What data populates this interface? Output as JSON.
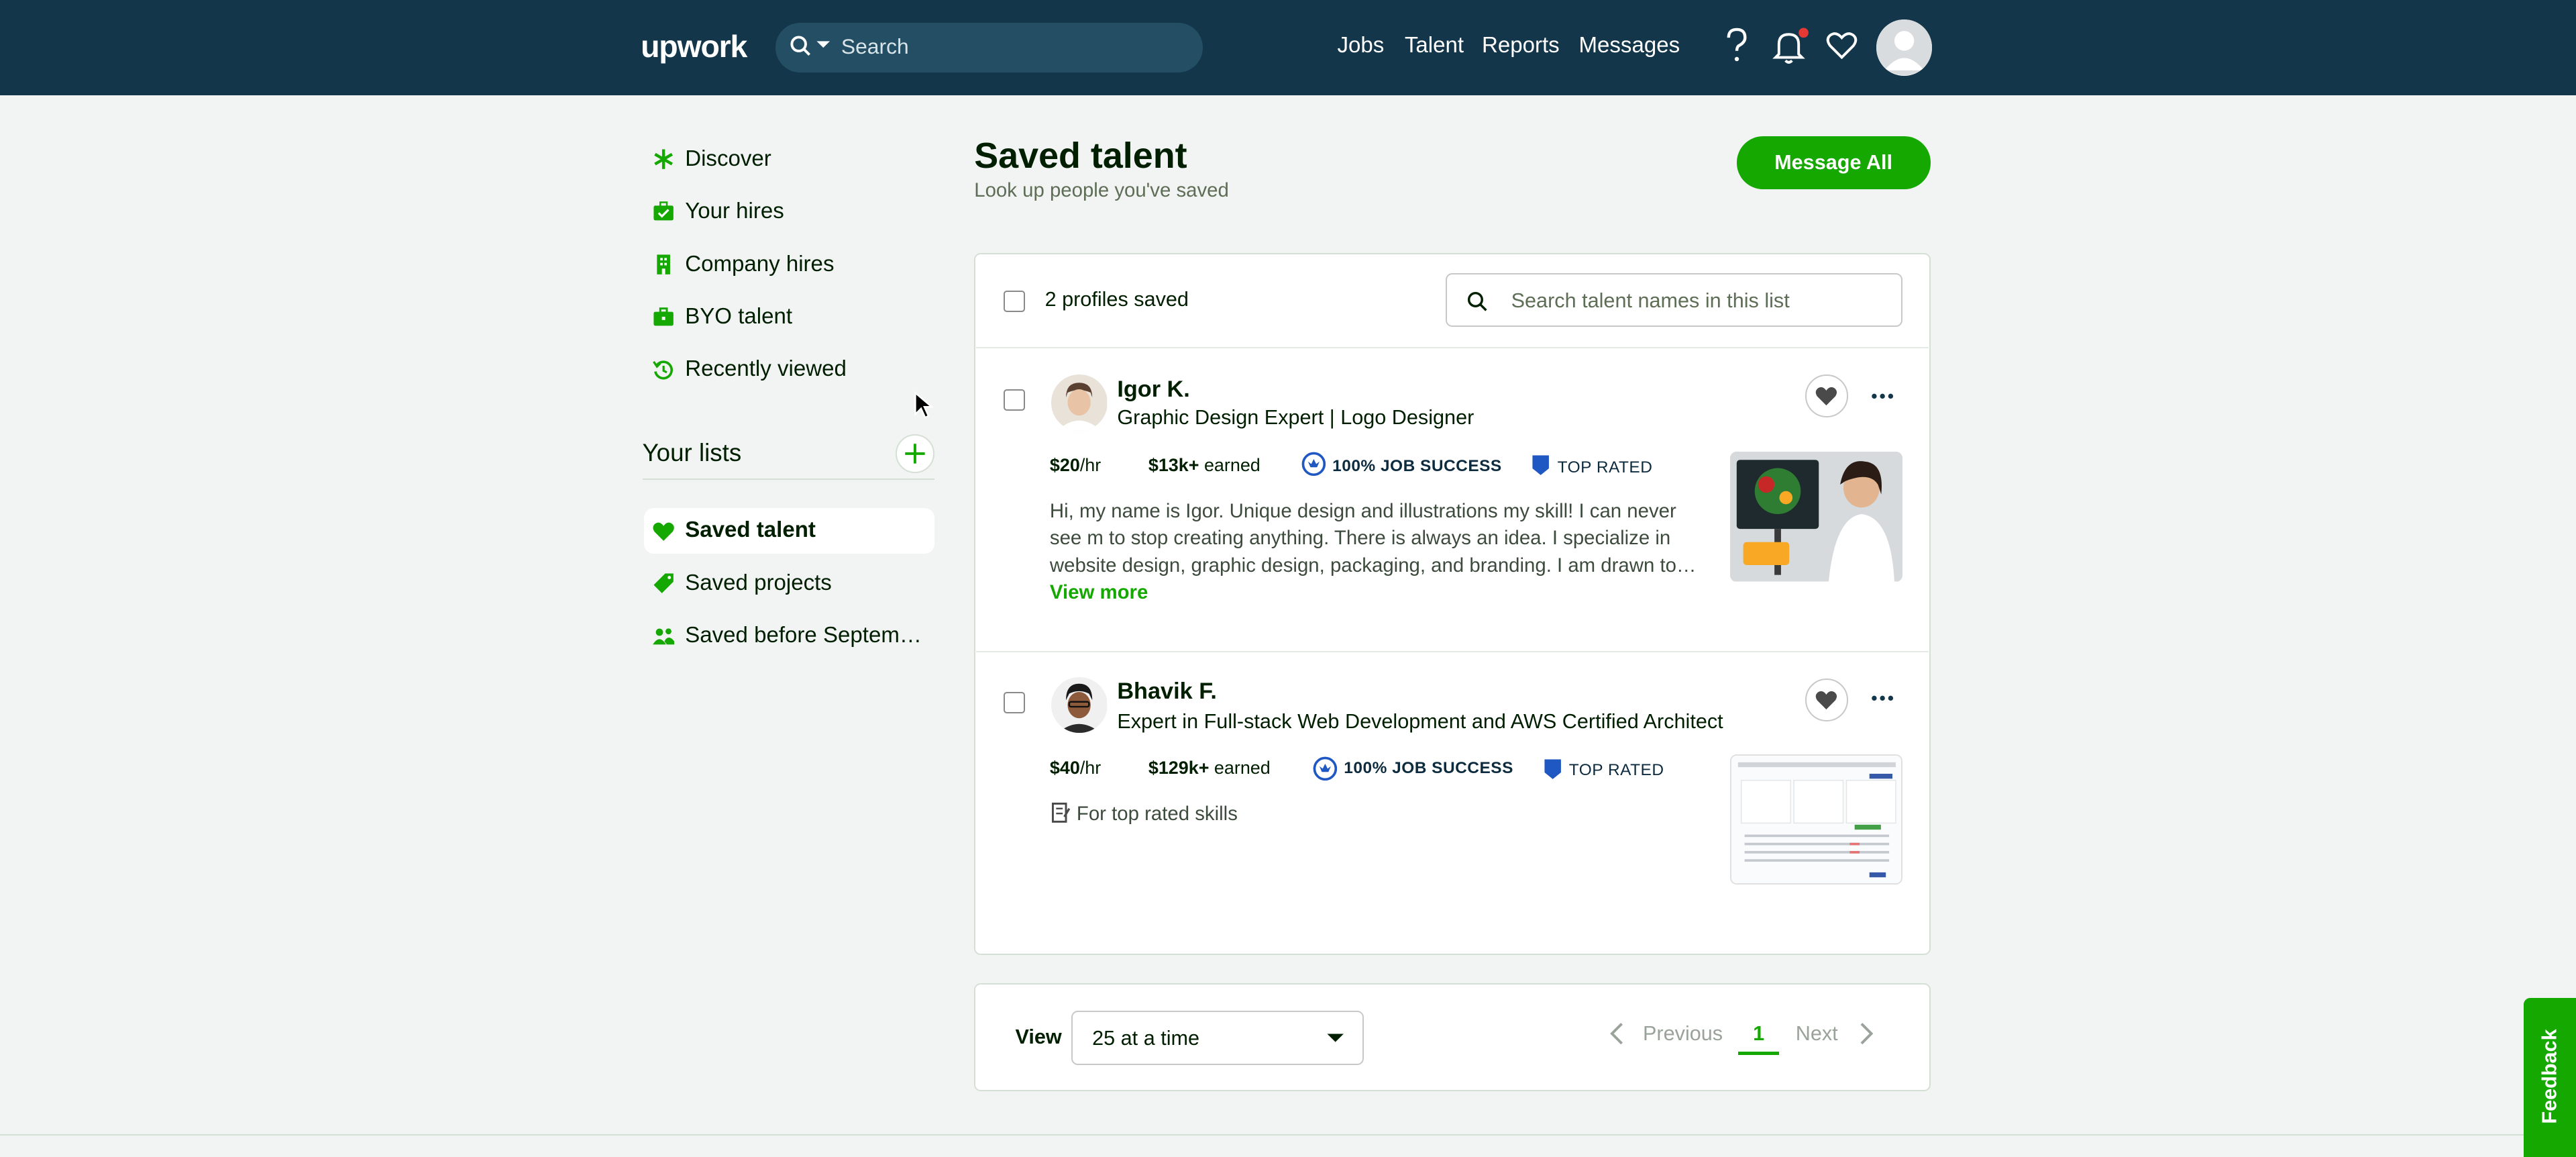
{
  "header": {
    "logo": "upwork",
    "search_placeholder": "Search",
    "nav": [
      "Jobs",
      "Talent",
      "Reports",
      "Messages"
    ],
    "icons": [
      "help-icon",
      "notification-bell-icon",
      "heart-icon",
      "avatar"
    ]
  },
  "sidebar": {
    "items": [
      {
        "label": "Discover",
        "icon": "asterisk-icon"
      },
      {
        "label": "Your hires",
        "icon": "briefcase-check-icon"
      },
      {
        "label": "Company hires",
        "icon": "building-icon"
      },
      {
        "label": "BYO talent",
        "icon": "briefcase-icon"
      },
      {
        "label": "Recently viewed",
        "icon": "history-icon"
      }
    ],
    "lists_heading": "Your lists",
    "lists": [
      {
        "label": "Saved talent",
        "icon": "heart-icon",
        "active": true
      },
      {
        "label": "Saved projects",
        "icon": "tag-icon"
      },
      {
        "label": "Saved before Septemb…",
        "icon": "people-icon"
      }
    ]
  },
  "main": {
    "title": "Saved talent",
    "subtitle": "Look up people you've saved",
    "message_all": "Message All",
    "count_label": "2 profiles saved",
    "list_search_placeholder": "Search talent names in this list",
    "talents": [
      {
        "name": "Igor K.",
        "title": "Graphic Design Expert | Logo Designer",
        "rate": "$20",
        "rate_unit": "/hr",
        "earned": "$13k+",
        "earned_label": " earned",
        "job_success": "100% JOB SUCCESS",
        "badge": "TOP RATED",
        "description": "Hi, my name is Igor. Unique design and illustrations my skill! I can never see m to stop creating anything. There is always an idea. I specialize in website design, graphic design, packaging, and branding. I am drawn to",
        "ellipsis": "…",
        "view_more": "View more"
      },
      {
        "name": "Bhavik F.",
        "title": "Expert in Full-stack Web Development and AWS Certified Architect",
        "rate": "$40",
        "rate_unit": "/hr",
        "earned": "$129k+",
        "earned_label": " earned",
        "job_success": "100% JOB SUCCESS",
        "badge": "TOP RATED",
        "skills_note": "For top rated skills"
      }
    ]
  },
  "pagination": {
    "view_label": "View",
    "per_page": "25 at a time",
    "previous": "Previous",
    "current": "1",
    "next": "Next"
  },
  "feedback": "Feedback",
  "colors": {
    "header_bg": "#13364a",
    "accent_green": "#14a800",
    "page_bg": "#f2f3f3"
  }
}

※

● **What the task asks**
Select every line of the material above holding the word "people" and copy it.

● **Right answer**
        "icon": "people-icon"
    "subtitle": "Look up people you've saved",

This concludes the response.